◆ **Aim**
Copy every line in which the string "values" occurs.

** START Listing **

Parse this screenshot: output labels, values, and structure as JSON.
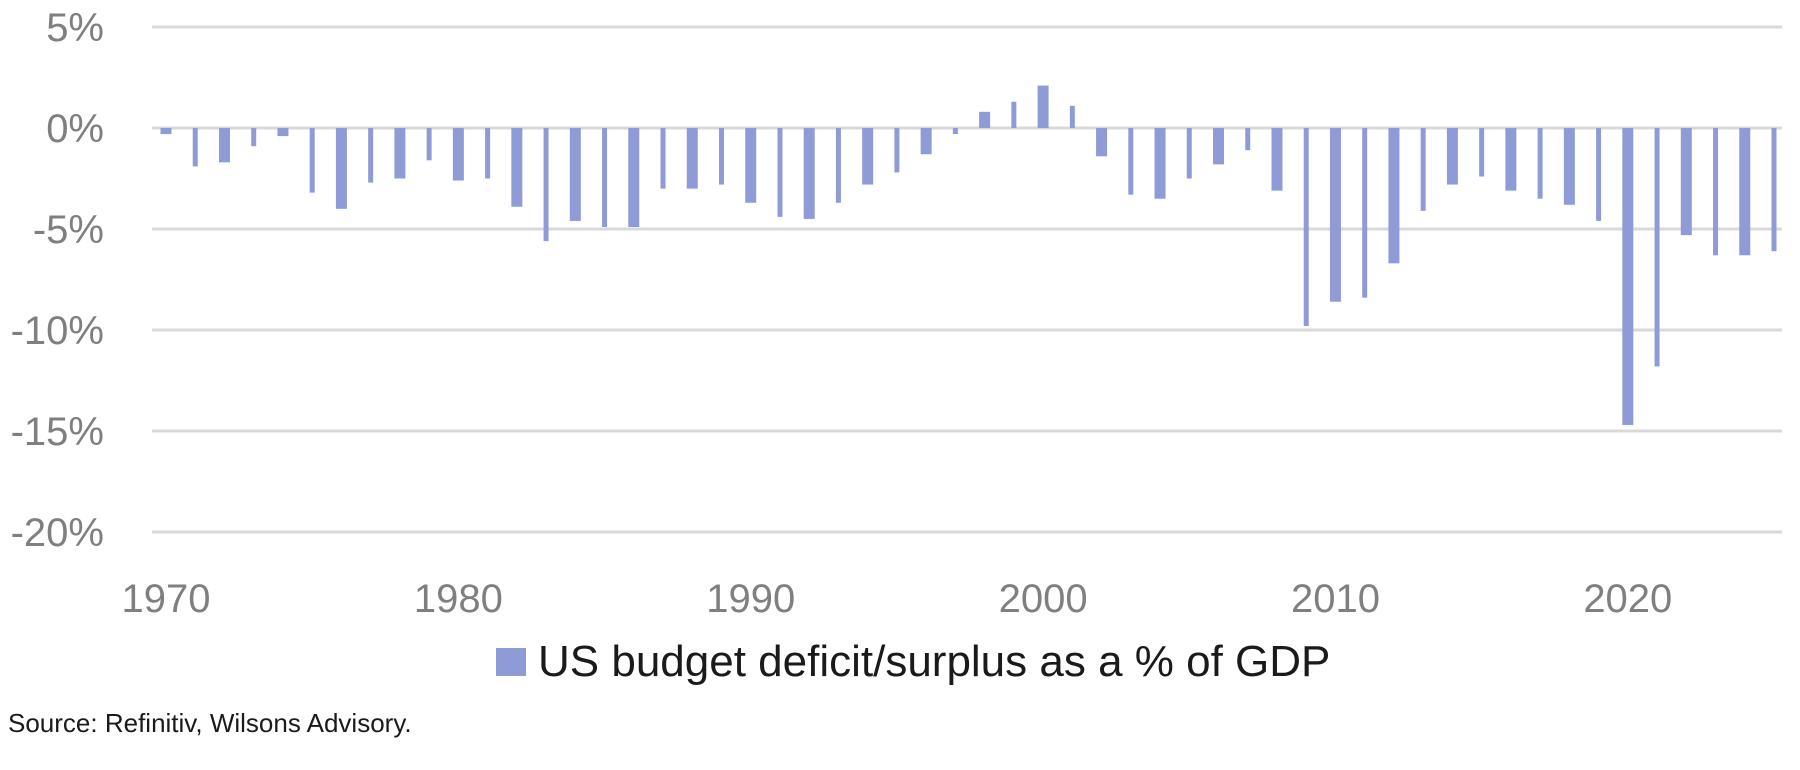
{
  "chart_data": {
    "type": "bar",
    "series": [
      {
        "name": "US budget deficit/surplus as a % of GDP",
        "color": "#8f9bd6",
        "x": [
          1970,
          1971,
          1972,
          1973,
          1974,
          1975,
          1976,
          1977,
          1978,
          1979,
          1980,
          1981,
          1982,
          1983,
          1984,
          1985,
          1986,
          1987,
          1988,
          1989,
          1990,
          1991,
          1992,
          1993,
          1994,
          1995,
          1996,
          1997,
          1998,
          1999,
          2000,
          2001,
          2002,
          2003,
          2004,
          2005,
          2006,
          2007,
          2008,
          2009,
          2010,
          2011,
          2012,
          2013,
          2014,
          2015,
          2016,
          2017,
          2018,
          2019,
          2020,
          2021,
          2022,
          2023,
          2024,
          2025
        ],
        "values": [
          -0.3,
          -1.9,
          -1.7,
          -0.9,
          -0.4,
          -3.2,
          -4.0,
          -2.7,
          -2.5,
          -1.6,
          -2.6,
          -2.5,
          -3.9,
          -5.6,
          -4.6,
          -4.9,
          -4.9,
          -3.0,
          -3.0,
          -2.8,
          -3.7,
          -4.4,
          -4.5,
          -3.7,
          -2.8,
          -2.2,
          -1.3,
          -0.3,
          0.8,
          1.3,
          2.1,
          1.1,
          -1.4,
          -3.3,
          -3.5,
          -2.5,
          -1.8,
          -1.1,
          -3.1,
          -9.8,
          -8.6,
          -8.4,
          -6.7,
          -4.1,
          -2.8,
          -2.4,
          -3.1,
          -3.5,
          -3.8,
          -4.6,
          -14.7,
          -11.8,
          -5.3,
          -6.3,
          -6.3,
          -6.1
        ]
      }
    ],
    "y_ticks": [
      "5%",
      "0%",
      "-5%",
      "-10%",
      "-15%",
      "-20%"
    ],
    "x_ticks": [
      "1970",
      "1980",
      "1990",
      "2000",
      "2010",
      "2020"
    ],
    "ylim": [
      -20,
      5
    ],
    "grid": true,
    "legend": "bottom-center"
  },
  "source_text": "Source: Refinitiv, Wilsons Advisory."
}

** END Listing **

◆ **Task output**
Parse this screenshot: output labels, values, and structure as JSON.
        "values": [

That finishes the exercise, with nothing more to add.